Dataset entries on figures:
+-------+
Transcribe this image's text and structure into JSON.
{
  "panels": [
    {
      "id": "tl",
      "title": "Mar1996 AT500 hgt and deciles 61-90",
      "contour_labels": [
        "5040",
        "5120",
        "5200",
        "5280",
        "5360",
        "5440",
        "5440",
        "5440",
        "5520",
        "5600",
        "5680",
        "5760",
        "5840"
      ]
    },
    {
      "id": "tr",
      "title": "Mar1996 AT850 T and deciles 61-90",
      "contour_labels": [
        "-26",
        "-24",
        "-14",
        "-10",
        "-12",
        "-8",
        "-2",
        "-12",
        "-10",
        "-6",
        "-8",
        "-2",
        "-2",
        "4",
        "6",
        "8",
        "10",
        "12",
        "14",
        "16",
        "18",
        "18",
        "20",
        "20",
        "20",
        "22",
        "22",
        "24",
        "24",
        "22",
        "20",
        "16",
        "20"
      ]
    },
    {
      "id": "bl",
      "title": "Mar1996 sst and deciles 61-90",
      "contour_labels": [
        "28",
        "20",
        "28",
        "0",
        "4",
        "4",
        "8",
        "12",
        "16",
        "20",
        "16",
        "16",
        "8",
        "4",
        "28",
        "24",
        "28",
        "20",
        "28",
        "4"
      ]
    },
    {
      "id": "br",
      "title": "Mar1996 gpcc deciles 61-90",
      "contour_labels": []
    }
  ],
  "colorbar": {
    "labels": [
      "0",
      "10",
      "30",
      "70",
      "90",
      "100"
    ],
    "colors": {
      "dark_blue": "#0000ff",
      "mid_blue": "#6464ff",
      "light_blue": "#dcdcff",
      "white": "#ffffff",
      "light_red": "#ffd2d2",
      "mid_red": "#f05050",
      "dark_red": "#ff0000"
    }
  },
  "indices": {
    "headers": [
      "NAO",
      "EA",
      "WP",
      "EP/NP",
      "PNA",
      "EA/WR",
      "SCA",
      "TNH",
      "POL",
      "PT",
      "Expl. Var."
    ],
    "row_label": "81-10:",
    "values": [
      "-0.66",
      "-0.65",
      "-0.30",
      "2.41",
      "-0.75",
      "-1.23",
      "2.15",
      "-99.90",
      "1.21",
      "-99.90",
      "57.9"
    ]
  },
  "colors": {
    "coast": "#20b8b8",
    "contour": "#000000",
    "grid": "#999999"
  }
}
+-------+
DO THIS:
Return the full listing, character for character.

OUTPUT FOR THIS TASK:
Transcribe this image's text and structure into JSON.
{
  "panels": [
    {
      "id": "tl",
      "title": "Mar1996 AT500 hgt and deciles 61-90",
      "contour_labels": [
        "5040",
        "5120",
        "5200",
        "5280",
        "5360",
        "5440",
        "5440",
        "5440",
        "5520",
        "5600",
        "5680",
        "5760",
        "5840"
      ]
    },
    {
      "id": "tr",
      "title": "Mar1996 AT850 T and deciles 61-90",
      "contour_labels": [
        "-26",
        "-24",
        "-14",
        "-10",
        "-12",
        "-8",
        "-2",
        "-12",
        "-10",
        "-6",
        "-8",
        "-2",
        "-2",
        "4",
        "6",
        "8",
        "10",
        "12",
        "14",
        "16",
        "18",
        "18",
        "20",
        "20",
        "20",
        "22",
        "22",
        "24",
        "24",
        "22",
        "20",
        "16",
        "20"
      ]
    },
    {
      "id": "bl",
      "title": "Mar1996 sst and deciles 61-90",
      "contour_labels": [
        "28",
        "20",
        "28",
        "0",
        "4",
        "4",
        "8",
        "12",
        "16",
        "20",
        "16",
        "16",
        "8",
        "4",
        "28",
        "24",
        "28",
        "20",
        "28",
        "4"
      ]
    },
    {
      "id": "br",
      "title": "Mar1996 gpcc deciles 61-90",
      "contour_labels": []
    }
  ],
  "colorbar": {
    "labels": [
      "0",
      "10",
      "30",
      "70",
      "90",
      "100"
    ],
    "colors": {
      "dark_blue": "#0000ff",
      "mid_blue": "#6464ff",
      "light_blue": "#dcdcff",
      "white": "#ffffff",
      "light_red": "#ffd2d2",
      "mid_red": "#f05050",
      "dark_red": "#ff0000"
    }
  },
  "indices": {
    "headers": [
      "NAO",
      "EA",
      "WP",
      "EP/NP",
      "PNA",
      "EA/WR",
      "SCA",
      "TNH",
      "POL",
      "PT",
      "Expl. Var."
    ],
    "row_label": "81-10:",
    "values": [
      "-0.66",
      "-0.65",
      "-0.30",
      "2.41",
      "-0.75",
      "-1.23",
      "2.15",
      "-99.90",
      "1.21",
      "-99.90",
      "57.9"
    ]
  },
  "colors": {
    "coast": "#20b8b8",
    "contour": "#000000",
    "grid": "#999999"
  }
}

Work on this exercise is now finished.